Please carry on with the page documenting the qmd embed command, starting right after its last line.

**Extract to read**.
— Begin —
Skip to main content
Generate or refresh vector embeddings for all indexed documents. Required for vector and hybrid search.

Usage

qmd embed [options]

Options

-f, --force
boolean
default:"false"
Force re-embedding all documents (clears existing vectors)

How It Works

  1. Find documents — Identifies unique content hashes needing embeddings
  2. Chunk documents — Splits large documents into 900-token chunks with 15% overlap
  3. Generate embeddings — Processes chunks in batches using embedding model
  4. Store vectors — Saves embeddings to sqlite-vec table for fast similarity search

Chunking Strategy

  • Max tokens: 900 per chunk
  • Overlap: 15% (135 tokens)
  • Boundaries: Prefers markdown headings as split points
  • Multi-chunk docs: Large documents split into multiple chunks

Embedding Model

Default: embeddinggemma (google/gemma-2-2b-it-qn_k_m from Hugging Face)
  • Dimensions: 2048
  • Format: GGUF quantized (qn_k_m)
  • Storage: ~/.cache/qmd/models/

Examples

# Embed new/changed documents
qmd embed

# Force re-embed everything
qmd embed --force
qmd embed -f

Output

Shows progress with:
  • Total documents and chunks
  • Progress bar with percentage
  • Throughput (MB/s)
  • ETA
  • Error count (if any)
Example output:
Embedding 42 documents (156 chunks, 2.3 MB)
4 documents split into multiple chunks
Model: embeddinggemma

████████████████████████████░░ 89% 139/156  1.2 MB/s ETA 2s
On completion:
████████████████████████████████ 100%

✓ Done! Embedded 156 chunks from 42 documents in 32s (73 KB/s)
— End —
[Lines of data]
— Begin —
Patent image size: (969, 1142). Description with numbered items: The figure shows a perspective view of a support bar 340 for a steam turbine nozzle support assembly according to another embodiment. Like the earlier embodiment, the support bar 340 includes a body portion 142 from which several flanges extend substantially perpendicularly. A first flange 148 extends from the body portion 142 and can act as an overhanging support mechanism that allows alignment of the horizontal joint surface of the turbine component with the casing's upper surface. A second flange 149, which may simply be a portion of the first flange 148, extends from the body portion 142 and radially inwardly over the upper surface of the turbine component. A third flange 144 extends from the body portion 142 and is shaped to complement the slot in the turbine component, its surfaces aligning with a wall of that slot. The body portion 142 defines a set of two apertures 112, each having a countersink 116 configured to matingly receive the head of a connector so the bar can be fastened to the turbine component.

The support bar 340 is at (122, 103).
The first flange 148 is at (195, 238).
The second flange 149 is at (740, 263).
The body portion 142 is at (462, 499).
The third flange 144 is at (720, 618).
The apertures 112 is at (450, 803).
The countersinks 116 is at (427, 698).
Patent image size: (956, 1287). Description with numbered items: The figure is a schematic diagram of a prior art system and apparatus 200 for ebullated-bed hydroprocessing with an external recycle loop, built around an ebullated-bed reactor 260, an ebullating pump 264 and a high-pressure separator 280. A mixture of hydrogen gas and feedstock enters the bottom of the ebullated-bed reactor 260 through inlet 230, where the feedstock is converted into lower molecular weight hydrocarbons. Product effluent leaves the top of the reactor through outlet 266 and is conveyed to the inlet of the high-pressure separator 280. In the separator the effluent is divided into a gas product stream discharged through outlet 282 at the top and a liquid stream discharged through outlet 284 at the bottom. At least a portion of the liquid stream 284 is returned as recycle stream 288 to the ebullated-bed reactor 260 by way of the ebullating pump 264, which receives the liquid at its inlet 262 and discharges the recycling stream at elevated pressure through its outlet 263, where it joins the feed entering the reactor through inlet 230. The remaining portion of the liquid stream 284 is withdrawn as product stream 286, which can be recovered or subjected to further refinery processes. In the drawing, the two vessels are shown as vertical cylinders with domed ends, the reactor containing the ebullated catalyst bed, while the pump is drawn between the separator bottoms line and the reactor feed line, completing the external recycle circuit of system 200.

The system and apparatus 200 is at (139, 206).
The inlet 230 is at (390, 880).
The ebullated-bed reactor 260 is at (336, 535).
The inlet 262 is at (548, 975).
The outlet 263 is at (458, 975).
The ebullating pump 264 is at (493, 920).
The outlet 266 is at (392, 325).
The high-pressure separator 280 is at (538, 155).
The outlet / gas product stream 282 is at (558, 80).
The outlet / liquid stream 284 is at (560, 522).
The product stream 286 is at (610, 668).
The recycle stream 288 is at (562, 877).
— End —
**Exercise result**.
Performance

Typical throughput:
  • GPU (CUDA/Metal/Vulkan): 500KB-2MB/s
  • CPU only: 50-200KB/s
Batch size: 32 chunks (balances memory and efficiency)

When to Run

Run qmd embed after:
  1. Adding collectionsqmd collection add
  2. Updating contentqmd update
  3. First install — Before using vector/hybrid search
QMD reminds you when embeddings are needed:
Run 'qmd embed' to update embeddings (23 unique hashes need vectors)

Force Re-embedding

Use --force when:
  • Switching embedding models
  • Fixing corrupted embeddings
  • Changing chunking parameters (requires code rebuild)
⚠️ Warning: Force re-embedding clears all existing vectors and takes longer.

Deduplication

Embeddings are stored by content hash:
  • Identical content only embedded once
  • Saves time and storage
  • Shared chunks across documents

qmd query

Hybrid search (uses embeddings)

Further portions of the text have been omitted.